■ CHALLENGE: How many of the lines below hold the word "this"? Answer only with the number.

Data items
* start *
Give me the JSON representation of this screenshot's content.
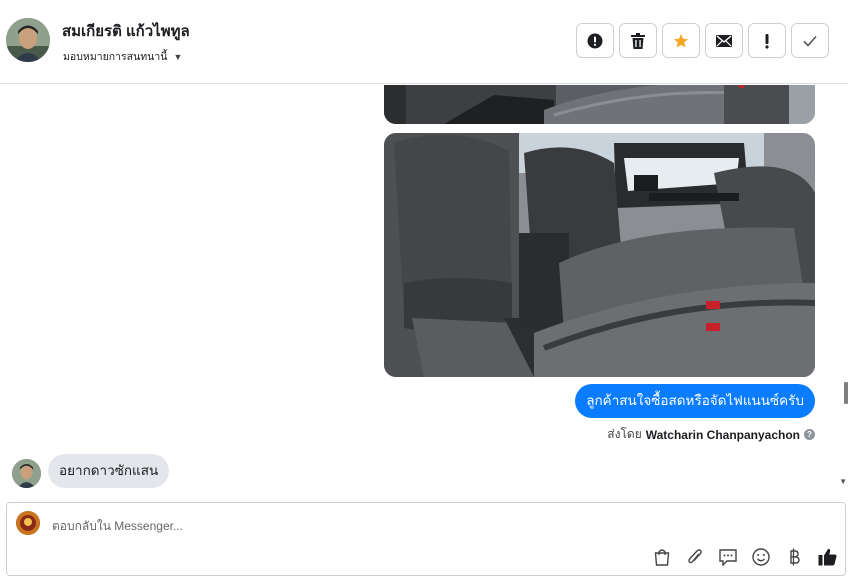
{
  "header": {
    "contact_name": "สมเกียรติ แก้วไพทูล",
    "assign_label": "มอบหมายการสนทนานี้"
  },
  "actions": [
    {
      "name": "report-spam",
      "icon": "exclamation-circle-icon"
    },
    {
      "name": "delete",
      "icon": "trash-icon"
    },
    {
      "name": "star",
      "icon": "star-icon"
    },
    {
      "name": "mark-unread",
      "icon": "envelope-icon"
    },
    {
      "name": "follow-up",
      "icon": "exclamation-icon"
    },
    {
      "name": "mark-done",
      "icon": "checkmark-icon"
    }
  ],
  "thread": {
    "outgoing_message": "ลูกค้าสนใจซื้อสดหรือจัดไฟแนนซ์ครับ",
    "sent_by_prefix": "ส่งโดย",
    "sent_by_name": "Watcharin Chanpanyachon",
    "incoming_message": "อยากดาวซักแสน"
  },
  "composer": {
    "placeholder": "ตอบกลับใน Messenger..."
  },
  "colors": {
    "accent": "#0a7cff",
    "star": "#f5a623",
    "incoming_bubble": "#e4e6eb"
  }
}
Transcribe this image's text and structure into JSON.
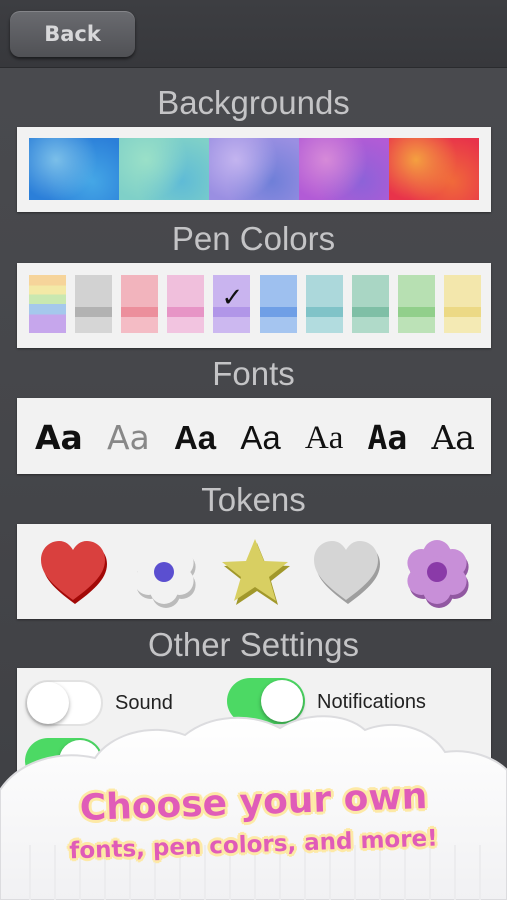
{
  "header": {
    "back_label": "Back"
  },
  "sections": {
    "backgrounds": "Backgrounds",
    "pen_colors": "Pen Colors",
    "fonts": "Fonts",
    "tokens": "Tokens",
    "other": "Other Settings"
  },
  "backgrounds": [
    {
      "name": "watercolor-blue",
      "colors": [
        "#2b7fd9",
        "#45a7e6",
        "#7bbfe9"
      ]
    },
    {
      "name": "watercolor-aqua",
      "colors": [
        "#7fd0c8",
        "#5fbbd6",
        "#9ae0c8"
      ]
    },
    {
      "name": "watercolor-violet",
      "colors": [
        "#9a8fe2",
        "#6f7fd8",
        "#c3b4ef"
      ]
    },
    {
      "name": "watercolor-purple",
      "colors": [
        "#b25bd6",
        "#8d62d8",
        "#d68ad8"
      ]
    },
    {
      "name": "watercolor-red-orange",
      "colors": [
        "#e8334a",
        "#f06a3a",
        "#f4a040"
      ]
    }
  ],
  "pen_colors": [
    {
      "name": "rainbow",
      "top": "#f4c98f",
      "band": "#a5c8ec",
      "bottom": "#c6a6ec"
    },
    {
      "name": "gray",
      "top": "#d2d2d2",
      "band": "#b2b2b2",
      "bottom": "#d6d6d6"
    },
    {
      "name": "pink",
      "top": "#f2b4bd",
      "band": "#ec8f9c",
      "bottom": "#f4bcc5"
    },
    {
      "name": "light-pink",
      "top": "#f0bfdc",
      "band": "#e795c6",
      "bottom": "#f2c4e0"
    },
    {
      "name": "lavender",
      "top": "#c9b4ef",
      "band": "#b196e8",
      "bottom": "#ccb8f0",
      "selected": true,
      "check": "✓"
    },
    {
      "name": "blue",
      "top": "#9ec0ef",
      "band": "#6f9fe6",
      "bottom": "#a5c5f0"
    },
    {
      "name": "teal",
      "top": "#acd8db",
      "band": "#80c3c8",
      "bottom": "#b2dcdf"
    },
    {
      "name": "green",
      "top": "#a9d6c4",
      "band": "#7fbfa6",
      "bottom": "#b0dac9"
    },
    {
      "name": "light-green",
      "top": "#b7e0b2",
      "band": "#91cf8b",
      "bottom": "#bce2b7"
    },
    {
      "name": "yellow",
      "top": "#f3e7ac",
      "band": "#ecd985",
      "bottom": "#f4eab4"
    }
  ],
  "fonts": [
    {
      "sample": "Aa",
      "family": "DejaVu Sans",
      "weight": "bold",
      "color": "#111"
    },
    {
      "sample": "Aa",
      "family": "DejaVu Sans",
      "weight": "normal",
      "color": "#888"
    },
    {
      "sample": "Aa",
      "family": "Liberation Sans",
      "weight": "bold",
      "color": "#111"
    },
    {
      "sample": "Aa",
      "family": "Liberation Sans",
      "weight": "normal",
      "color": "#111"
    },
    {
      "sample": "Aa",
      "family": "Liberation Serif",
      "weight": "normal",
      "color": "#111"
    },
    {
      "sample": "Aa",
      "family": "DejaVu Sans Mono",
      "weight": "bold",
      "color": "#111"
    },
    {
      "sample": "Aa",
      "family": "DejaVu Serif",
      "weight": "normal",
      "color": "#111"
    }
  ],
  "tokens": [
    {
      "name": "red-heart",
      "color": "#d9403e"
    },
    {
      "name": "white-flower",
      "color": "#f2f2f2",
      "center": "#5b4fd0"
    },
    {
      "name": "yellow-star",
      "color": "#d8cf62"
    },
    {
      "name": "gray-heart",
      "color": "#d5d5d5"
    },
    {
      "name": "purple-flower",
      "color": "#c88fd8",
      "center": "#8a3aa8"
    }
  ],
  "settings": {
    "sound": {
      "label": "Sound",
      "on": false
    },
    "notifications": {
      "label": "Notifications",
      "on": true
    },
    "third_toggle_on": true
  },
  "colors": {
    "toggle_on": "#4cd964",
    "toggle_off": "#ffffff",
    "promo_text": "#e05cb8"
  },
  "promo": {
    "line1": "Choose your own",
    "line2": "fonts, pen colors, and more!"
  }
}
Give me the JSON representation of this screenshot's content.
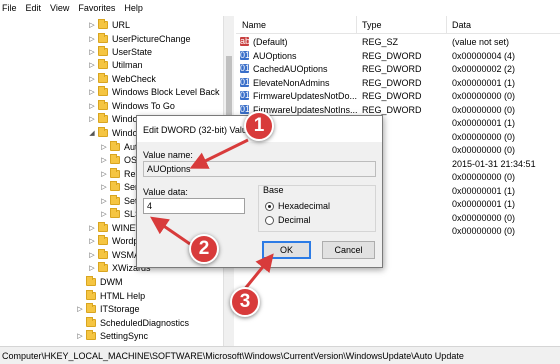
{
  "menu": [
    "File",
    "Edit",
    "View",
    "Favorites",
    "Help"
  ],
  "tree": {
    "items": [
      {
        "label": "URL",
        "exp": "▷"
      },
      {
        "label": "UserPictureChange",
        "exp": "▷"
      },
      {
        "label": "UserState",
        "exp": "▷"
      },
      {
        "label": "Utilman",
        "exp": "▷"
      },
      {
        "label": "WebCheck",
        "exp": "▷"
      },
      {
        "label": "Windows Block Level Back",
        "exp": "▷"
      },
      {
        "label": "Windows To Go",
        "exp": "▷"
      },
      {
        "label": "WindowsStore",
        "exp": "▷"
      },
      {
        "label": "WindowsUpdate",
        "exp": "◢"
      },
      {
        "label": "Auto Update",
        "exp": "▷"
      },
      {
        "label": "OSUpgrade",
        "exp": "▷"
      },
      {
        "label": "RebootRequired",
        "exp": "▷"
      },
      {
        "label": "Services",
        "exp": "▷"
      },
      {
        "label": "Setup",
        "exp": "▷"
      },
      {
        "label": "SLS",
        "exp": "▷"
      },
      {
        "label": "WINEVT",
        "exp": "▷"
      },
      {
        "label": "Wordpad",
        "exp": "▷"
      },
      {
        "label": "WSMAN",
        "exp": "▷"
      },
      {
        "label": "XWizards",
        "exp": "▷"
      },
      {
        "label": "DWM",
        "exp": ""
      },
      {
        "label": "HTML Help",
        "exp": ""
      },
      {
        "label": "ITStorage",
        "exp": "▷"
      },
      {
        "label": "ScheduledDiagnostics",
        "exp": ""
      },
      {
        "label": "SettingSync",
        "exp": "▷"
      }
    ]
  },
  "list": {
    "columns": {
      "name": "Name",
      "type": "Type",
      "data": "Data"
    },
    "rows": [
      {
        "icon": "ab",
        "name": "(Default)",
        "type": "REG_SZ",
        "data": "(value not set)"
      },
      {
        "icon": "dword",
        "name": "AUOptions",
        "type": "REG_DWORD",
        "data": "0x00000004 (4)"
      },
      {
        "icon": "dword",
        "name": "CachedAUOptions",
        "type": "REG_DWORD",
        "data": "0x00000002 (2)"
      },
      {
        "icon": "dword",
        "name": "ElevateNonAdmins",
        "type": "REG_DWORD",
        "data": "0x00000001 (1)"
      },
      {
        "icon": "dword",
        "name": "FirmwareUpdatesNotDo...",
        "type": "REG_DWORD",
        "data": "0x00000000 (0)"
      },
      {
        "icon": "dword",
        "name": "FirmwareUpdatesNotIns...",
        "type": "REG_DWORD",
        "data": "0x00000000 (0)"
      },
      {
        "icon": "dword",
        "name": "",
        "type": "",
        "data": "0x00000001 (1)"
      },
      {
        "icon": "dword",
        "name": "",
        "type": "",
        "data": "0x00000000 (0)"
      },
      {
        "icon": "dword",
        "name": "",
        "type": "",
        "data": "0x00000000 (0)"
      },
      {
        "icon": "ab",
        "name": "",
        "type": "SZ",
        "data": "2015-01-31 21:34:51"
      },
      {
        "icon": "dword",
        "name": "",
        "type": "",
        "data": "0x00000000 (0)"
      },
      {
        "icon": "dword",
        "name": "",
        "type": "",
        "data": "0x00000001 (1)"
      },
      {
        "icon": "dword",
        "name": "",
        "type": "",
        "data": "0x00000001 (1)"
      },
      {
        "icon": "dword",
        "name": "",
        "type": "",
        "data": "0x00000000 (0)"
      },
      {
        "icon": "dword",
        "name": "",
        "type": "",
        "data": "0x00000000 (0)"
      }
    ]
  },
  "status": "Computer\\HKEY_LOCAL_MACHINE\\SOFTWARE\\Microsoft\\Windows\\CurrentVersion\\WindowsUpdate\\Auto Update",
  "dialog": {
    "title": "Edit DWORD (32-bit) Valu",
    "value_name_label": "Value name:",
    "value_name": "AUOptions",
    "value_data_label": "Value data:",
    "value_data": "4",
    "base_label": "Base",
    "hex_label": "Hexadecimal",
    "dec_label": "Decimal",
    "base_selected": "Hexadecimal",
    "ok_label": "OK",
    "cancel_label": "Cancel"
  },
  "callouts": [
    "1",
    "2",
    "3"
  ],
  "colors": {
    "callout": "#d83b3b",
    "arrow": "#d83b3b",
    "selection": "#2c7be5"
  }
}
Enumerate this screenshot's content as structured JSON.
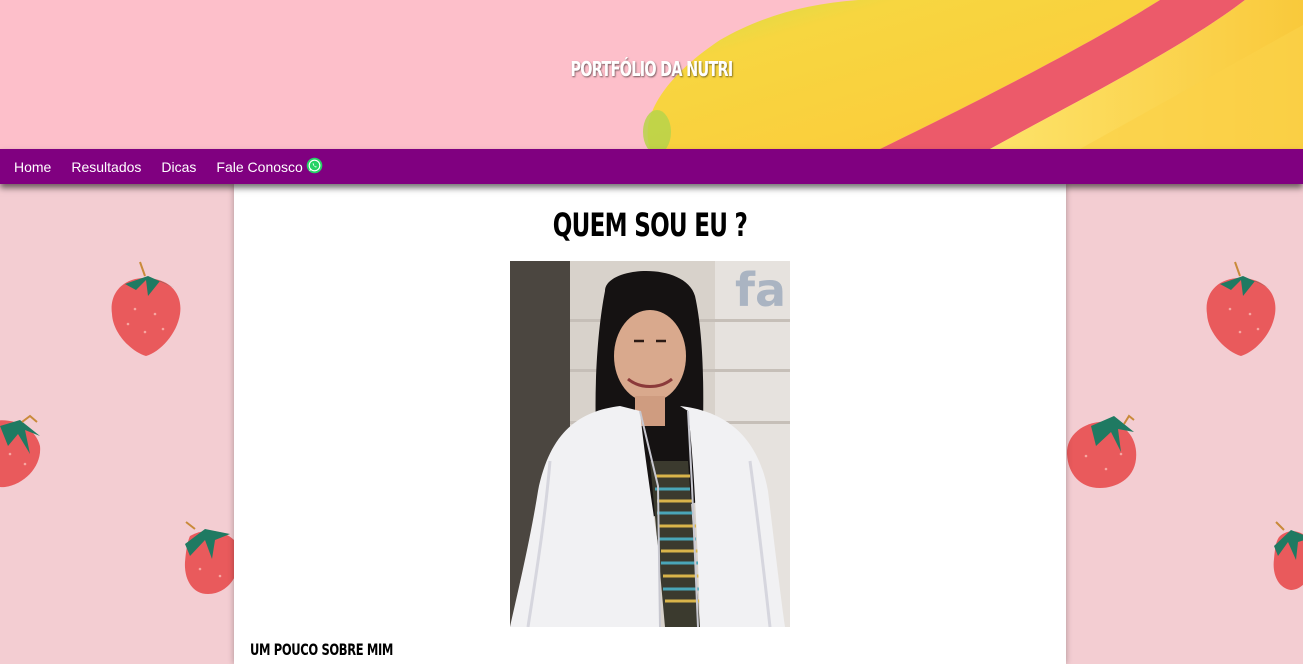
* end *
■ TASK RESPONSE: 4